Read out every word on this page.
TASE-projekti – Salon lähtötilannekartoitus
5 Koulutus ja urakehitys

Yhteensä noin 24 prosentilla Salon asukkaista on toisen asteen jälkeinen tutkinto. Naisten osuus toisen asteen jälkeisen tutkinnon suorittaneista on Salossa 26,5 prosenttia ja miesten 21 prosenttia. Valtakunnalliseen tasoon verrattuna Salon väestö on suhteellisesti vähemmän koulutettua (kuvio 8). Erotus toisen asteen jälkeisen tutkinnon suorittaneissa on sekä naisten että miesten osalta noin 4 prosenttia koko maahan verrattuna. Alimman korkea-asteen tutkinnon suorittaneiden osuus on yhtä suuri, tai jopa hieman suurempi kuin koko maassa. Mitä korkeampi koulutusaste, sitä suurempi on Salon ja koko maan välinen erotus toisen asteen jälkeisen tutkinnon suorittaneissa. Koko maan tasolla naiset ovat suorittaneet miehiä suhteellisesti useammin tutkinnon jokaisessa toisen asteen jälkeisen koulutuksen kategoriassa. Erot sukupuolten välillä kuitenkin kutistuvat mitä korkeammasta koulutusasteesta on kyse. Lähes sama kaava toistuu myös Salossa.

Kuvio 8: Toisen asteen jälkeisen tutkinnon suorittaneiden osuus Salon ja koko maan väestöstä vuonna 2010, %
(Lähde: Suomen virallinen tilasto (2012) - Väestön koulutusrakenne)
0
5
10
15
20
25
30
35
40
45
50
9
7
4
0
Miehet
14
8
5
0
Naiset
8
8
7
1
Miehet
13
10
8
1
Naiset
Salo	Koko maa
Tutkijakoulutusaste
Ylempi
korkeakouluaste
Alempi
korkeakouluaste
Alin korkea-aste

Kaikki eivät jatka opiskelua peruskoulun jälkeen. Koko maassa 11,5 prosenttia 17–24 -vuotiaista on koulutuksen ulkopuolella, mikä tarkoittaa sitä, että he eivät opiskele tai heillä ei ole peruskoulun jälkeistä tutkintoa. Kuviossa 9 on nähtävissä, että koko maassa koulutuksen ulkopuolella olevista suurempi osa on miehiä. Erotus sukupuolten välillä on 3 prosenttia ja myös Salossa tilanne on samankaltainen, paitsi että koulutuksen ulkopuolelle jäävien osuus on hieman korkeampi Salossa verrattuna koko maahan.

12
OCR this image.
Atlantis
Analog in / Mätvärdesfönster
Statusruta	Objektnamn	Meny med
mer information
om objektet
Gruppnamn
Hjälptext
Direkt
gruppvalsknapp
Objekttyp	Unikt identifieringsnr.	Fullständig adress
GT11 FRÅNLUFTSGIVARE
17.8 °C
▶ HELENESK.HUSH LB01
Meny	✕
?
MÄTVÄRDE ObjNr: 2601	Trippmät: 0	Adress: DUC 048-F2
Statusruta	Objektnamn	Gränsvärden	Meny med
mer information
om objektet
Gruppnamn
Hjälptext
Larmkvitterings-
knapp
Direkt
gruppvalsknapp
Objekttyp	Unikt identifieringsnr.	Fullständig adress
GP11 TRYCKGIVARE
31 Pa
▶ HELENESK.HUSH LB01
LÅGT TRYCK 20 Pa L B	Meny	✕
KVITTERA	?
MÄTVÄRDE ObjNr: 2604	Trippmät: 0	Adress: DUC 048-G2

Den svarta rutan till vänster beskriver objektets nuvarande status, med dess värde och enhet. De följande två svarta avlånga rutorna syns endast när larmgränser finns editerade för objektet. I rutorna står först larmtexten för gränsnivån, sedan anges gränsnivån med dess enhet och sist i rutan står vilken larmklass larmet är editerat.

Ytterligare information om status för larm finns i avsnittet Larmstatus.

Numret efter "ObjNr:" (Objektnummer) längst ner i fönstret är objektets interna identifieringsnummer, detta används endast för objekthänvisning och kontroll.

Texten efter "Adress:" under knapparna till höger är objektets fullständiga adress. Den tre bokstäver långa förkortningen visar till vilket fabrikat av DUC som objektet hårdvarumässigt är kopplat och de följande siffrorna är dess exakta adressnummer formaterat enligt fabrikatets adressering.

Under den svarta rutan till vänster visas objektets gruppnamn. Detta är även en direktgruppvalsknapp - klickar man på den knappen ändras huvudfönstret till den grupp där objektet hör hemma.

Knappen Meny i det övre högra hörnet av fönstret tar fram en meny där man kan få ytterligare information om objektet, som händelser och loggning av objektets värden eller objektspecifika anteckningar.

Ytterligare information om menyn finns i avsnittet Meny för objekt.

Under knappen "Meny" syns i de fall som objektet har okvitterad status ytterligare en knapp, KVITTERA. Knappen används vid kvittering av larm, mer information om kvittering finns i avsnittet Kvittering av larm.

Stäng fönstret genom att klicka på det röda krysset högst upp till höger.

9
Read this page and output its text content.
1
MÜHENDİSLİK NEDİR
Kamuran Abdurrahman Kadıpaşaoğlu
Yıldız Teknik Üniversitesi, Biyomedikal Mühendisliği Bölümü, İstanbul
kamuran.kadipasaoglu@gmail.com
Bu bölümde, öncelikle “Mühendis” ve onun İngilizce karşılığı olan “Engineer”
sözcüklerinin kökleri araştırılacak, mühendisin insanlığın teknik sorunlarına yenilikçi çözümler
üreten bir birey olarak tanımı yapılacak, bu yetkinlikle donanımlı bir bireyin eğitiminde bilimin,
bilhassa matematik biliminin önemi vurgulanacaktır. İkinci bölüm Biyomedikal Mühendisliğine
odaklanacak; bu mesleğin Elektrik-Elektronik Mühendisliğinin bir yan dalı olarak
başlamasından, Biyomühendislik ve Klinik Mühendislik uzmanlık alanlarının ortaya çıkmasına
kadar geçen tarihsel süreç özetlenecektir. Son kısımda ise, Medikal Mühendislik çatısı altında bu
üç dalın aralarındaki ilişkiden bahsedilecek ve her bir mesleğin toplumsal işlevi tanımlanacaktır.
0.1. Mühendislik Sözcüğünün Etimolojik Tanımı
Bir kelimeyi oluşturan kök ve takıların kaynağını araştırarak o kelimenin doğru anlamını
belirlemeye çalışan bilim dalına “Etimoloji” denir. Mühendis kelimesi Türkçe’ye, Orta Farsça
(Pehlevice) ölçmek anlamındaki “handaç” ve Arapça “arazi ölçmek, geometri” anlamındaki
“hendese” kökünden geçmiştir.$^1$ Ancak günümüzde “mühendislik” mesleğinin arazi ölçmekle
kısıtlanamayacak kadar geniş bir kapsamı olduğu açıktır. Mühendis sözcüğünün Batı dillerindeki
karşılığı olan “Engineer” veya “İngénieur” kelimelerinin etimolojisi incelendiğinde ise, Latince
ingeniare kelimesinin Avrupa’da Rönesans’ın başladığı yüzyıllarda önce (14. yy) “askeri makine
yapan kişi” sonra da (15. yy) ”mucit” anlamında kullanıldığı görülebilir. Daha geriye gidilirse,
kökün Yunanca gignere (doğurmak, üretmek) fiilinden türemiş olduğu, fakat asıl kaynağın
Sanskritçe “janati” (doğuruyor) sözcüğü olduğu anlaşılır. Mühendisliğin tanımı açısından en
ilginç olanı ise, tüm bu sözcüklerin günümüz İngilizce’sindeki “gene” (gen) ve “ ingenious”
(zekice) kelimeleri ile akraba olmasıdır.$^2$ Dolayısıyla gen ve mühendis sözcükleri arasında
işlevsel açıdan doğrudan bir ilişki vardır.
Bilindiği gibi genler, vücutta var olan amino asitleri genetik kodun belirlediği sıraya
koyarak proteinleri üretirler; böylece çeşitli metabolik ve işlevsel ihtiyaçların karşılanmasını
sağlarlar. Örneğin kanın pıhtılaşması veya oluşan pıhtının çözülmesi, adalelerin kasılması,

# Exercise instructions
Make an exact copy of all the data.

# Completed task
Read out every word on this page.
TASE-projekti – Salon lähtötilannekartoitus
5 Koulutus ja urakehitys

Yhteensä noin 24 prosentilla Salon asukkaista on toisen asteen jälkeinen tutkinto. Naisten osuus toisen asteen jälkeisen tutkinnon suorittaneista on Salossa 26,5 prosenttia ja miesten 21 prosenttia. Valtakunnalliseen tasoon verrattuna Salon väestö on suhteellisesti vähemmän koulutettua (kuvio 8). Erotus toisen asteen jälkeisen tutkinnon suorittaneissa on sekä naisten että miesten osalta noin 4 prosenttia koko maahan verrattuna. Alimman korkea-asteen tutkinnon suorittaneiden osuus on yhtä suuri, tai jopa hieman suurempi kuin koko maassa. Mitä korkeampi koulutusaste, sitä suurempi on Salon ja koko maan välinen erotus toisen asteen jälkeisen tutkinnon suorittaneissa. Koko maan tasolla naiset ovat suorittaneet miehiä suhteellisesti useammin tutkinnon jokaisessa toisen asteen jälkeisen koulutuksen kategoriassa. Erot sukupuolten välillä kuitenkin kutistuvat mitä korkeammasta koulutusasteesta on kyse. Lähes sama kaava toistuu myös Salossa.

Kuvio 8: Toisen asteen jälkeisen tutkinnon suorittaneiden osuus Salon ja koko maan väestöstä vuonna 2010, %
(Lähde: Suomen virallinen tilasto (2012) - Väestön koulutusrakenne)
0
5
10
15
20
25
30
35
40
45
50
9
7
4
0
Miehet
14
8
5
0
Naiset
8
8
7
1
Miehet
13
10
8
1
Naiset
Salo	Koko maa
Tutkijakoulutusaste
Ylempi
korkeakouluaste
Alempi
korkeakouluaste
Alin korkea-aste

Kaikki eivät jatka opiskelua peruskoulun jälkeen. Koko maassa 11,5 prosenttia 17–24 -vuotiaista on koulutuksen ulkopuolella, mikä tarkoittaa sitä, että he eivät opiskele tai heillä ei ole peruskoulun jälkeistä tutkintoa. Kuviossa 9 on nähtävissä, että koko maassa koulutuksen ulkopuolella olevista suurempi osa on miehiä. Erotus sukupuolten välillä on 3 prosenttia ja myös Salossa tilanne on samankaltainen, paitsi että koulutuksen ulkopuolelle jäävien osuus on hieman korkeampi Salossa verrattuna koko maahan.

12
OCR this image.
Atlantis
Analog in / Mätvärdesfönster
Statusruta	Objektnamn	Meny med
mer information
om objektet
Gruppnamn
Hjälptext
Direkt
gruppvalsknapp
Objekttyp	Unikt identifieringsnr.	Fullständig adress
GT11 FRÅNLUFTSGIVARE
17.8 °C
▶ HELENESK.HUSH LB01
Meny	✕
?
MÄTVÄRDE ObjNr: 2601	Trippmät: 0	Adress: DUC 048-F2
Statusruta	Objektnamn	Gränsvärden	Meny med
mer information
om objektet
Gruppnamn
Hjälptext
Larmkvitterings-
knapp
Direkt
gruppvalsknapp
Objekttyp	Unikt identifieringsnr.	Fullständig adress
GP11 TRYCKGIVARE
31 Pa
▶ HELENESK.HUSH LB01
LÅGT TRYCK 20 Pa L B	Meny	✕
KVITTERA	?
MÄTVÄRDE ObjNr: 2604	Trippmät: 0	Adress: DUC 048-G2

Den svarta rutan till vänster beskriver objektets nuvarande status, med dess värde och enhet. De följande två svarta avlånga rutorna syns endast när larmgränser finns editerade för objektet. I rutorna står först larmtexten för gränsnivån, sedan anges gränsnivån med dess enhet och sist i rutan står vilken larmklass larmet är editerat.

Ytterligare information om status för larm finns i avsnittet Larmstatus.

Numret efter "ObjNr:" (Objektnummer) längst ner i fönstret är objektets interna identifieringsnummer, detta används endast för objekthänvisning och kontroll.

Texten efter "Adress:" under knapparna till höger är objektets fullständiga adress. Den tre bokstäver långa förkortningen visar till vilket fabrikat av DUC som objektet hårdvarumässigt är kopplat och de följande siffrorna är dess exakta adressnummer formaterat enligt fabrikatets adressering.

Under den svarta rutan till vänster visas objektets gruppnamn. Detta är även en direktgruppvalsknapp - klickar man på den knappen ändras huvudfönstret till den grupp där objektet hör hemma.

Knappen Meny i det övre högra hörnet av fönstret tar fram en meny där man kan få ytterligare information om objektet, som händelser och loggning av objektets värden eller objektspecifika anteckningar.

Ytterligare information om menyn finns i avsnittet Meny för objekt.

Under knappen "Meny" syns i de fall som objektet har okvitterad status ytterligare en knapp, KVITTERA. Knappen används vid kvittering av larm, mer information om kvittering finns i avsnittet Kvittering av larm.

Stäng fönstret genom att klicka på det röda krysset högst upp till höger.

9
Read this page and output its text content.
1
MÜHENDİSLİK NEDİR
Kamuran Abdurrahman Kadıpaşaoğlu
Yıldız Teknik Üniversitesi, Biyomedikal Mühendisliği Bölümü, İstanbul
kamuran.kadipasaoglu@gmail.com
Bu bölümde, öncelikle “Mühendis” ve onun İngilizce karşılığı olan “Engineer”
sözcüklerinin kökleri araştırılacak, mühendisin insanlığın teknik sorunlarına yenilikçi çözümler
üreten bir birey olarak tanımı yapılacak, bu yetkinlikle donanımlı bir bireyin eğitiminde bilimin,
bilhassa matematik biliminin önemi vurgulanacaktır. İkinci bölüm Biyomedikal Mühendisliğine
odaklanacak; bu mesleğin Elektrik-Elektronik Mühendisliğinin bir yan dalı olarak
başlamasından, Biyomühendislik ve Klinik Mühendislik uzmanlık alanlarının ortaya çıkmasına
kadar geçen tarihsel süreç özetlenecektir. Son kısımda ise, Medikal Mühendislik çatısı altında bu
üç dalın aralarındaki ilişkiden bahsedilecek ve her bir mesleğin toplumsal işlevi tanımlanacaktır.
0.1. Mühendislik Sözcüğünün Etimolojik Tanımı
Bir kelimeyi oluşturan kök ve takıların kaynağını araştırarak o kelimenin doğru anlamını
belirlemeye çalışan bilim dalına “Etimoloji” denir. Mühendis kelimesi Türkçe’ye, Orta Farsça
(Pehlevice) ölçmek anlamındaki “handaç” ve Arapça “arazi ölçmek, geometri” anlamındaki
“hendese” kökünden geçmiştir.$^1$ Ancak günümüzde “mühendislik” mesleğinin arazi ölçmekle
kısıtlanamayacak kadar geniş bir kapsamı olduğu açıktır. Mühendis sözcüğünün Batı dillerindeki
karşılığı olan “Engineer” veya “İngénieur” kelimelerinin etimolojisi incelendiğinde ise, Latince
ingeniare kelimesinin Avrupa’da Rönesans’ın başladığı yüzyıllarda önce (14. yy) “askeri makine
yapan kişi” sonra da (15. yy) ”mucit” anlamında kullanıldığı görülebilir. Daha geriye gidilirse,
kökün Yunanca gignere (doğurmak, üretmek) fiilinden türemiş olduğu, fakat asıl kaynağın
Sanskritçe “janati” (doğuruyor) sözcüğü olduğu anlaşılır. Mühendisliğin tanımı açısından en
ilginç olanı ise, tüm bu sözcüklerin günümüz İngilizce’sindeki “gene” (gen) ve “ ingenious”
(zekice) kelimeleri ile akraba olmasıdır.$^2$ Dolayısıyla gen ve mühendis sözcükleri arasında
işlevsel açıdan doğrudan bir ilişki vardır.
Bilindiği gibi genler, vücutta var olan amino asitleri genetik kodun belirlediği sıraya
koyarak proteinleri üretirler; böylece çeşitli metabolik ve işlevsel ihtiyaçların karşılanmasını
sağlarlar. Örneğin kanın pıhtılaşması veya oluşan pıhtının çözülmesi, adalelerin kasılması,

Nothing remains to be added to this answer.